_GIVEN PROBLEM_. Copy out each line of the material below with no changes.

_SUPPLIED MATERIAL_.
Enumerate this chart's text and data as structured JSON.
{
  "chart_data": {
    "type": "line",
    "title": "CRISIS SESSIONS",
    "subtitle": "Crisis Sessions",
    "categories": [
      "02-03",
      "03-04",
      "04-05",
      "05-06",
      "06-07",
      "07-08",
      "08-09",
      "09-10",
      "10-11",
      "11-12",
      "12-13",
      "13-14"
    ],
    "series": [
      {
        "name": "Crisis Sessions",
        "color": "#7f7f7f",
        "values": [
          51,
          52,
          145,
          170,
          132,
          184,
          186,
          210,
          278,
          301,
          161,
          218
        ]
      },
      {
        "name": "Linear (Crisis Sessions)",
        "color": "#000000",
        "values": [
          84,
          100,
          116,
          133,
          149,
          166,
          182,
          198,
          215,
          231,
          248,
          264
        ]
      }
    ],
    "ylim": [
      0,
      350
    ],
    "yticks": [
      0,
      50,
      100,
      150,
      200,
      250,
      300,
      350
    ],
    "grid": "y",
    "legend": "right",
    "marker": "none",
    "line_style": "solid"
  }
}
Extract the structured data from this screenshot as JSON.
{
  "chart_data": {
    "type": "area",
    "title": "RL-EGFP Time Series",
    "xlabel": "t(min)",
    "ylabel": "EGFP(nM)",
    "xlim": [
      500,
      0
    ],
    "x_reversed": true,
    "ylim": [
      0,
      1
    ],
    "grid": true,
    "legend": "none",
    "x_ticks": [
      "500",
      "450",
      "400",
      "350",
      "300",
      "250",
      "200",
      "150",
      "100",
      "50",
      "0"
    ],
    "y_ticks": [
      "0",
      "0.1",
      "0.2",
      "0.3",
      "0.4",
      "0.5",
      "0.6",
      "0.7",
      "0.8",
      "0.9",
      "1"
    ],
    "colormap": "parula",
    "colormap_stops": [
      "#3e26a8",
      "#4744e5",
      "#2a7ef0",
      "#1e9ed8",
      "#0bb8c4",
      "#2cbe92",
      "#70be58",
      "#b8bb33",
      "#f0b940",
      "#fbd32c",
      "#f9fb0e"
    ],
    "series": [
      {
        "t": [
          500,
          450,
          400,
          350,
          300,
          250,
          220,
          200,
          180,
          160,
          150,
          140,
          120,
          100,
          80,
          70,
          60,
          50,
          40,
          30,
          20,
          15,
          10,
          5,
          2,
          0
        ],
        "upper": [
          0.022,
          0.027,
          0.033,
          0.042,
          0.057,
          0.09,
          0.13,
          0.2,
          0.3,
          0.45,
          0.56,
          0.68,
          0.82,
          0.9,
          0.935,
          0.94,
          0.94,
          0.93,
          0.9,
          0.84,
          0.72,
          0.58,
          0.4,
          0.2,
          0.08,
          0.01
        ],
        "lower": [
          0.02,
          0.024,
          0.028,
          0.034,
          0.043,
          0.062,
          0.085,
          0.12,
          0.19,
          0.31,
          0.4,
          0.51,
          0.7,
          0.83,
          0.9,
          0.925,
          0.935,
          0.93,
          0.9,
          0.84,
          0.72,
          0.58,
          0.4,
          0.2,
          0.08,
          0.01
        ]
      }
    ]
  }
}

_SOLUTION TO THIS EXERCISE_.
Enumerate this chart's text and data as structured JSON.
{
  "chart_data": {
    "type": "line",
    "title": "CRISIS SESSIONS",
    "subtitle": "Crisis Sessions",
    "categories": [
      "02-03",
      "03-04",
      "04-05",
      "05-06",
      "06-07",
      "07-08",
      "08-09",
      "09-10",
      "10-11",
      "11-12",
      "12-13",
      "13-14"
    ],
    "series": [
      {
        "name": "Crisis Sessions",
        "color": "#7f7f7f",
        "values": [
          51,
          52,
          145,
          170,
          132,
          184,
          186,
          210,
          278,
          301,
          161,
          218
        ]
      },
      {
        "name": "Linear (Crisis Sessions)",
        "color": "#000000",
        "values": [
          84,
          100,
          116,
          133,
          149,
          166,
          182,
          198,
          215,
          231,
          248,
          264
        ]
      }
    ],
    "ylim": [
      0,
      350
    ],
    "yticks": [
      0,
      50,
      100,
      150,
      200,
      250,
      300,
      350
    ],
    "grid": "y",
    "legend": "right",
    "marker": "none",
    "line_style": "solid"
  }
}
Extract the structured data from this screenshot as JSON.
{
  "chart_data": {
    "type": "area",
    "title": "RL-EGFP Time Series",
    "xlabel": "t(min)",
    "ylabel": "EGFP(nM)",
    "xlim": [
      500,
      0
    ],
    "x_reversed": true,
    "ylim": [
      0,
      1
    ],
    "grid": true,
    "legend": "none",
    "x_ticks": [
      "500",
      "450",
      "400",
      "350",
      "300",
      "250",
      "200",
      "150",
      "100",
      "50",
      "0"
    ],
    "y_ticks": [
      "0",
      "0.1",
      "0.2",
      "0.3",
      "0.4",
      "0.5",
      "0.6",
      "0.7",
      "0.8",
      "0.9",
      "1"
    ],
    "colormap": "parula",
    "colormap_stops": [
      "#3e26a8",
      "#4744e5",
      "#2a7ef0",
      "#1e9ed8",
      "#0bb8c4",
      "#2cbe92",
      "#70be58",
      "#b8bb33",
      "#f0b940",
      "#fbd32c",
      "#f9fb0e"
    ],
    "series": [
      {
        "t": [
          500,
          450,
          400,
          350,
          300,
          250,
          220,
          200,
          180,
          160,
          150,
          140,
          120,
          100,
          80,
          70,
          60,
          50,
          40,
          30,
          20,
          15,
          10,
          5,
          2,
          0
        ],
        "upper": [
          0.022,
          0.027,
          0.033,
          0.042,
          0.057,
          0.09,
          0.13,
          0.2,
          0.3,
          0.45,
          0.56,
          0.68,
          0.82,
          0.9,
          0.935,
          0.94,
          0.94,
          0.93,
          0.9,
          0.84,
          0.72,
          0.58,
          0.4,
          0.2,
          0.08,
          0.01
        ],
        "lower": [
          0.02,
          0.024,
          0.028,
          0.034,
          0.043,
          0.062,
          0.085,
          0.12,
          0.19,
          0.31,
          0.4,
          0.51,
          0.7,
          0.83,
          0.9,
          0.925,
          0.935,
          0.93,
          0.9,
          0.84,
          0.72,
          0.58,
          0.4,
          0.2,
          0.08,
          0.01
        ]
      }
    ]
  }
}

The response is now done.